(Data excerpts)

----------------------------------------

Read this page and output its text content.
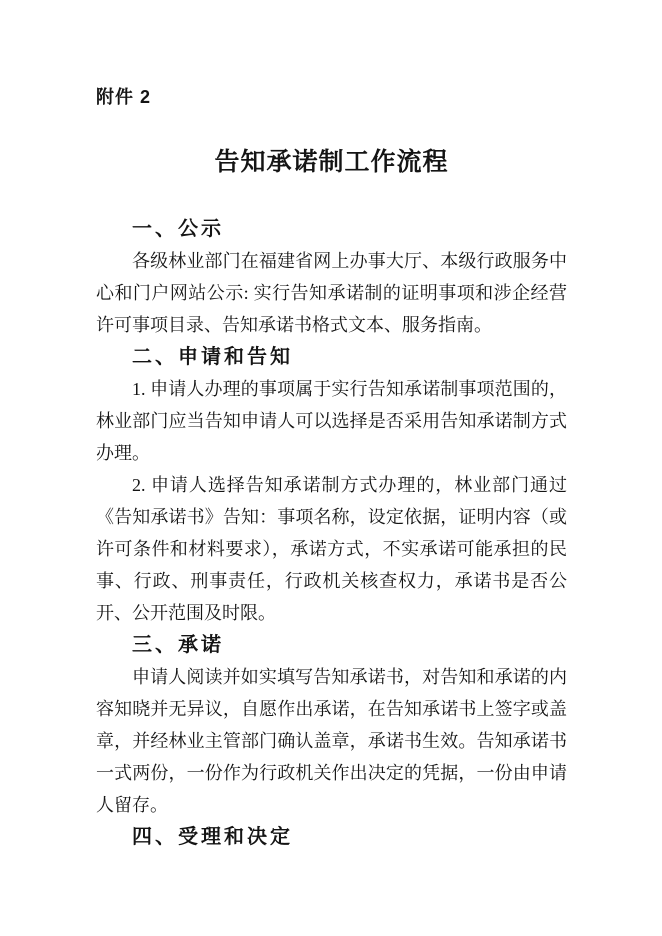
附件 2
告知承诺制工作流程
一、公示

各级林业部门在福建省网上办事大厅、本级行政服务中心和门户网站公示: 实行告知承诺制的证明事项和涉企经营许可事项目录、告知承诺书格式文本、服务指南。

二、申请和告知

1. 申请人办理的事项属于实行告知承诺制事项范围的，林业部门应当告知申请人可以选择是否采用告知承诺制方式办理。

2. 申请人选择告知承诺制方式办理的，林业部门通过《告知承诺书》告知：事项名称，设定依据，证明内容（或许可条件和材料要求），承诺方式，不实承诺可能承担的民事、行政、刑事责任，行政机关核查权力，承诺书是否公开、公开范围及时限。

三、承诺

申请人阅读并如实填写告知承诺书，对告知和承诺的内容知晓并无异议，自愿作出承诺，在告知承诺书上签字或盖章，并经林业主管部门确认盖章，承诺书生效。告知承诺书一式两份，一份作为行政机关作出决定的凭据，一份由申请人留存。

四、受理和决定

----------------------------------------

■ **Do this**
Omit the pictures, then quote the rest of the material above exactly.

■ **Complete response**
Read this page and output its text content.
附件 2
告知承诺制工作流程
一、公示

各级林业部门在福建省网上办事大厅、本级行政服务中心和门户网站公示: 实行告知承诺制的证明事项和涉企经营许可事项目录、告知承诺书格式文本、服务指南。

二、申请和告知

1. 申请人办理的事项属于实行告知承诺制事项范围的，林业部门应当告知申请人可以选择是否采用告知承诺制方式办理。

2. 申请人选择告知承诺制方式办理的，林业部门通过《告知承诺书》告知：事项名称，设定依据，证明内容（或许可条件和材料要求），承诺方式，不实承诺可能承担的民事、行政、刑事责任，行政机关核查权力，承诺书是否公开、公开范围及时限。

三、承诺

申请人阅读并如实填写告知承诺书，对告知和承诺的内容知晓并无异议，自愿作出承诺，在告知承诺书上签字或盖章，并经林业主管部门确认盖章，承诺书生效。告知承诺书一式两份，一份作为行政机关作出决定的凭据，一份由申请人留存。

四、受理和决定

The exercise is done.